**Written request:** Write out each line that follows exactly as it stands, without the pictures.

**Material provided:**
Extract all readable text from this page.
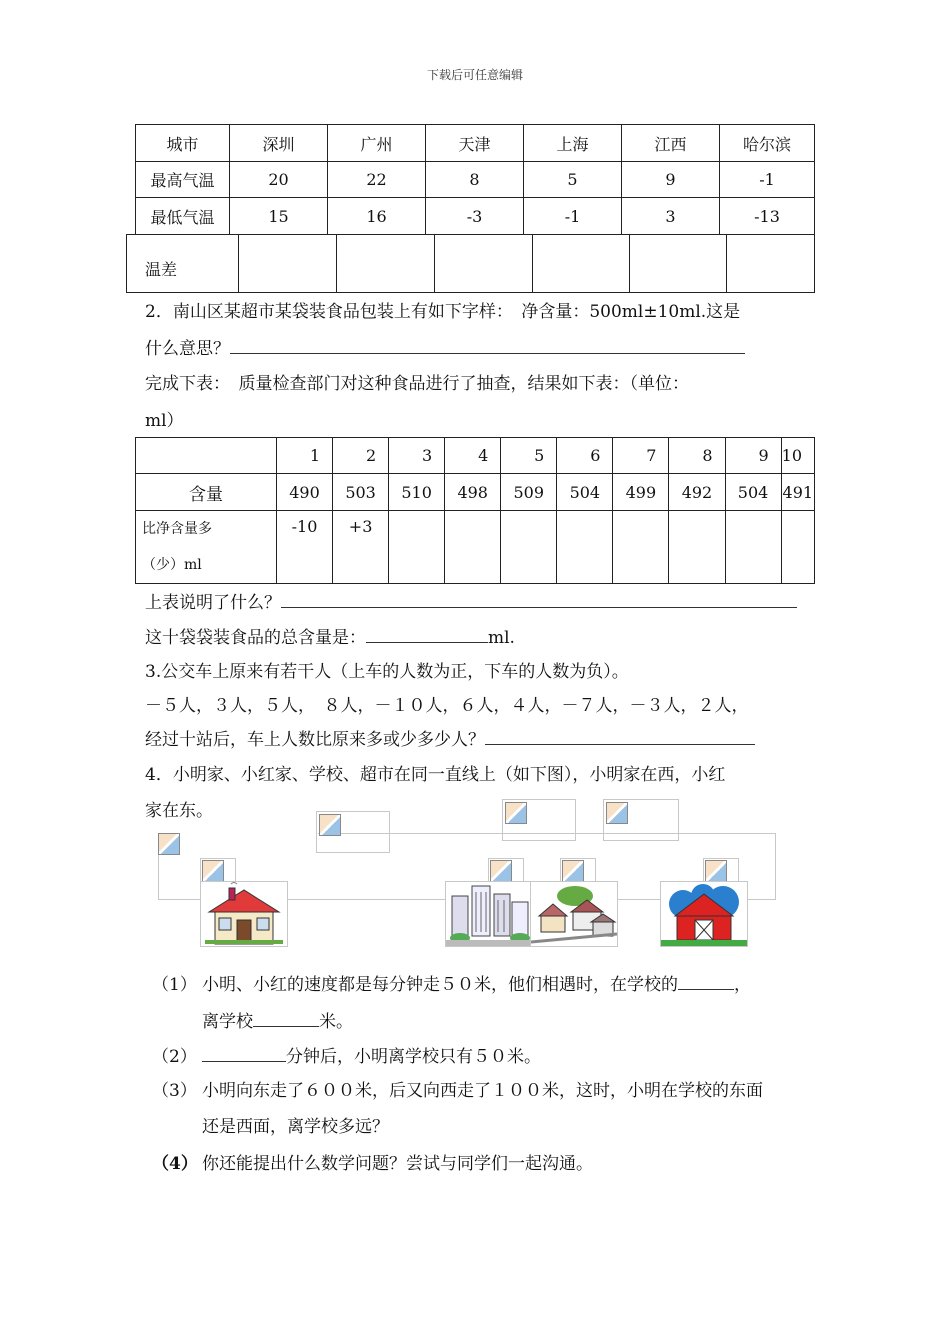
下载后可任意编辑
城市	深圳	广州	天津	上海	江西	哈尔滨
最高气温	20	22	8	5	9	-1
最低气温	15	16	-3	-1	3	-13
温差						
2．南山区某超市某袋装食品包装上有如下字样：　净含量：500ml±10ml.这是
什么意思？
完成下表：　质量检查部门对这种食品进行了抽查，结果如下表：（单位：
ml）
	1	2	3	4	5	6	7	8	9	10
含量	490	503	510	498	509	504	499	492	504	491

比净含量多
（少）ml	-10	+3								
上表说明了什么？
这十袋袋装食品的总含量是：	ml.
3.公交车上原来有若干人（上车的人数为正，下车的人数为负）。
－５人，３人，５人，　８人，－１０人，６人，４人，－７人，－３人，２人，
经过十站后，车上人数比原来多或少多少人？
4．小明家、小红家、学校、超市在同一直线上（如下图），小明家在西，小红
家在东。
（1） 小明、小红的速度都是每分钟走５０米，他们相遇时，在学校的	，
离学校	米。
（2）	分钟后，小明离学校只有５０米。
（3） 小明向东走了６００米，后又向西走了１００米，这时，小明在学校的东面
还是西面，离学校多远？
（4） 你还能提出什么数学问题？尝试与同学们一起沟通。
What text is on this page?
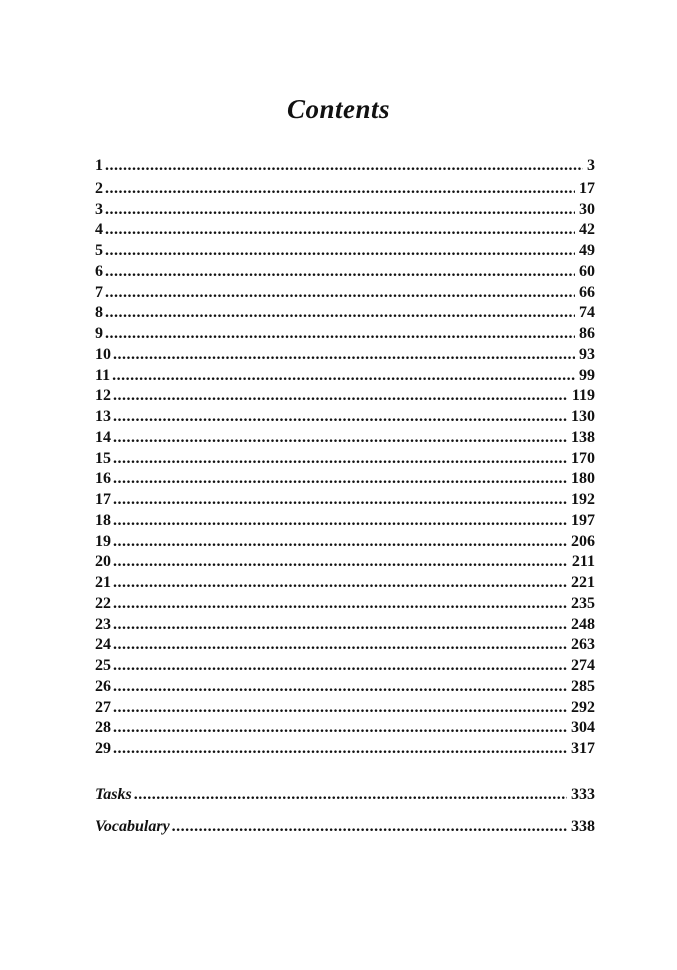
Contents
1 .....	3
2 .....	17
3 .....	30
4 .....	42
5 .....	49
6 .....	60
7 .....	66
8 .....	74
9 .....	86
10 .....	93
11 .....	99
12 .....	119
13 .....	130
14 .....	138
15 .....	170
16 .....	180
17 .....	192
18 .....	197
19 .....	206
20 .....	211
21 .....	221
22 .....	235
23 .....	248
24 .....	263
25 .....	274
26 .....	285
27 .....	292
28 .....	304
29 .....	317
Tasks .....	333
Vocabulary .....	338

**Task solution:**
Extract all readable text from this page.
下载后可任意编辑
城市	深圳	广州	天津	上海	江西	哈尔滨
最高气温	20	22	8	5	9	-1
最低气温	15	16	-3	-1	3	-13
温差						
2．南山区某超市某袋装食品包装上有如下字样：　净含量：500ml±10ml.这是
什么意思？
完成下表：　质量检查部门对这种食品进行了抽查，结果如下表：（单位：
ml）
	1	2	3	4	5	6	7	8	9	10
含量	490	503	510	498	509	504	499	492	504	491

比净含量多
（少）ml	-10	+3								
上表说明了什么？
这十袋袋装食品的总含量是：	ml.
3.公交车上原来有若干人（上车的人数为正，下车的人数为负）。
－５人，３人，５人，　８人，－１０人，６人，４人，－７人，－３人，２人，
经过十站后，车上人数比原来多或少多少人？
4．小明家、小红家、学校、超市在同一直线上（如下图），小明家在西，小红
家在东。
（1） 小明、小红的速度都是每分钟走５０米，他们相遇时，在学校的	，
离学校	米。
（2）	分钟后，小明离学校只有５０米。
（3） 小明向东走了６００米，后又向西走了１００米，这时，小明在学校的东面
还是西面，离学校多远？
（4） 你还能提出什么数学问题？尝试与同学们一起沟通。
What text is on this page?
Contents
1 .....	3
2 .....	17
3 .....	30
4 .....	42
5 .....	49
6 .....	60
7 .....	66
8 .....	74
9 .....	86
10 .....	93
11 .....	99
12 .....	119
13 .....	130
14 .....	138
15 .....	170
16 .....	180
17 .....	192
18 .....	197
19 .....	206
20 .....	211
21 .....	221
22 .....	235
23 .....	248
24 .....	263
25 .....	274
26 .....	285
27 .....	292
28 .....	304
29 .....	317
Tasks .....	333
Vocabulary .....	338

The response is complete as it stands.